» **WHAT IS REQUIRED**: Answer with nothing but the number of lines that include the word "text".

* start RAW DATA *

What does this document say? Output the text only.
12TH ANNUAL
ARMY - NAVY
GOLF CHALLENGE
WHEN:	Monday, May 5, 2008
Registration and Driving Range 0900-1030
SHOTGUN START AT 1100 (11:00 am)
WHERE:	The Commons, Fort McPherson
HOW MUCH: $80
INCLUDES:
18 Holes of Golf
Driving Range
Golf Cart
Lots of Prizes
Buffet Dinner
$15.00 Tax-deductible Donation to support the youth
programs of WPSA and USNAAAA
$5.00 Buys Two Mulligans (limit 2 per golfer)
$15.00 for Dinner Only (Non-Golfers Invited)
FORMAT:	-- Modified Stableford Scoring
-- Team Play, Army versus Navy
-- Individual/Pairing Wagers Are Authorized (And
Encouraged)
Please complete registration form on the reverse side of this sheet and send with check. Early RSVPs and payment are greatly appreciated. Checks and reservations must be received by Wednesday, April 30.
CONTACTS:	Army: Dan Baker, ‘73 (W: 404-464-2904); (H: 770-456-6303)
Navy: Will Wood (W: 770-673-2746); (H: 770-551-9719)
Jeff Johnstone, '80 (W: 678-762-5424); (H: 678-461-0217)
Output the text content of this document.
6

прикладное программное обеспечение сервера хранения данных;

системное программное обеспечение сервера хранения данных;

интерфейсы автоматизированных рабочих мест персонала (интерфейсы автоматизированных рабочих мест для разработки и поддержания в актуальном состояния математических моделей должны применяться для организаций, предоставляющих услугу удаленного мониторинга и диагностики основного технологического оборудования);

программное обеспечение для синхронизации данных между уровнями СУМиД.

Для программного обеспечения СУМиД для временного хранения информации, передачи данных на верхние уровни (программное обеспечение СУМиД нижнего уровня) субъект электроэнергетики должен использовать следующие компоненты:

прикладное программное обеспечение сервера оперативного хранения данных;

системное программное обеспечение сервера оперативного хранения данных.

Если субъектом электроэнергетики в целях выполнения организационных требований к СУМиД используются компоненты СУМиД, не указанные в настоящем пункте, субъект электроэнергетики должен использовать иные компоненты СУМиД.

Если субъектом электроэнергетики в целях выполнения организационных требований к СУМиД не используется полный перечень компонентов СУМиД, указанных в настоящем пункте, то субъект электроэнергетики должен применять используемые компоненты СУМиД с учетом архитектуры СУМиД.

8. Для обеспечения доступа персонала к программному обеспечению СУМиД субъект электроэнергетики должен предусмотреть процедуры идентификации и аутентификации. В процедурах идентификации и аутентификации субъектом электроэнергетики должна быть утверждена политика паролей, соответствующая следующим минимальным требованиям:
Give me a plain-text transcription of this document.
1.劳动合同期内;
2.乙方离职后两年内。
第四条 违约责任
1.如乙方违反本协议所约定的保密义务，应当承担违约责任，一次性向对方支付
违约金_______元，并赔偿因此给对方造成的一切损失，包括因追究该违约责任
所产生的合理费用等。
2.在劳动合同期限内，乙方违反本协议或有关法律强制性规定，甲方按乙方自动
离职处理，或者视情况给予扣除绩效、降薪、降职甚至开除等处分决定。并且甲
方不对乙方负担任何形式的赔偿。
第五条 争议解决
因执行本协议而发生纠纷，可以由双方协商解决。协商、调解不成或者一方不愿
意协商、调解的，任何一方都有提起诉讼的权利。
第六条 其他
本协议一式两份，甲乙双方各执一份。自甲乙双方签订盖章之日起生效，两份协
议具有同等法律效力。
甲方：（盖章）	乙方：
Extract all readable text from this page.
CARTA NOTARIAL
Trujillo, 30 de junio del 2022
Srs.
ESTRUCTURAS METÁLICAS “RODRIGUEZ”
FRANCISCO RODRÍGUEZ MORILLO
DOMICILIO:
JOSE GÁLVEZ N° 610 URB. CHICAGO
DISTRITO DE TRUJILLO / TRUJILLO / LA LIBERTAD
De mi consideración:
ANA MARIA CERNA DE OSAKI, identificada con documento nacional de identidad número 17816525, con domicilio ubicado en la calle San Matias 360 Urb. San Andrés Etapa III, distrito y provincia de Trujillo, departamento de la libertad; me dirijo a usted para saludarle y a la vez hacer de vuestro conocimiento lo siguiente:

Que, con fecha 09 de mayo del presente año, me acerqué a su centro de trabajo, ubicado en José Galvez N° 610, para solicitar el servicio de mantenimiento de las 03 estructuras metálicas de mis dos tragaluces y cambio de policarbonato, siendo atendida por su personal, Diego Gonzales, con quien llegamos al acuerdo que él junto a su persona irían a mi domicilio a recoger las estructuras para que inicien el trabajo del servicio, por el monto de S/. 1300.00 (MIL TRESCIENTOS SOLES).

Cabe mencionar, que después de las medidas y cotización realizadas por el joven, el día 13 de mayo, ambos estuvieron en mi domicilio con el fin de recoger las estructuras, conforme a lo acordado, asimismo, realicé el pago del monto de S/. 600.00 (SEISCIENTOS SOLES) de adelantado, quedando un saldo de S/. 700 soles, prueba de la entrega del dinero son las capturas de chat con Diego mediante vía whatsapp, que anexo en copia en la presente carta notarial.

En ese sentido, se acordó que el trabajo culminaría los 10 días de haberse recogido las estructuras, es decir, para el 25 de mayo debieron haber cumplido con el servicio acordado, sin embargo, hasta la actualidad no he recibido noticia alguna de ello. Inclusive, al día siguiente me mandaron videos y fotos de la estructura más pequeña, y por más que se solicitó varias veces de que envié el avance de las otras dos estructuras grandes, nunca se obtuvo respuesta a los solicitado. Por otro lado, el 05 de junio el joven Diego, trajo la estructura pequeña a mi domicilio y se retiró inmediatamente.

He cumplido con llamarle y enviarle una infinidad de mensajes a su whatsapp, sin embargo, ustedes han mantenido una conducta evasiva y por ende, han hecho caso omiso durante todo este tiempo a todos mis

* end RAW DATA *

» **THE RESPONSE**: 4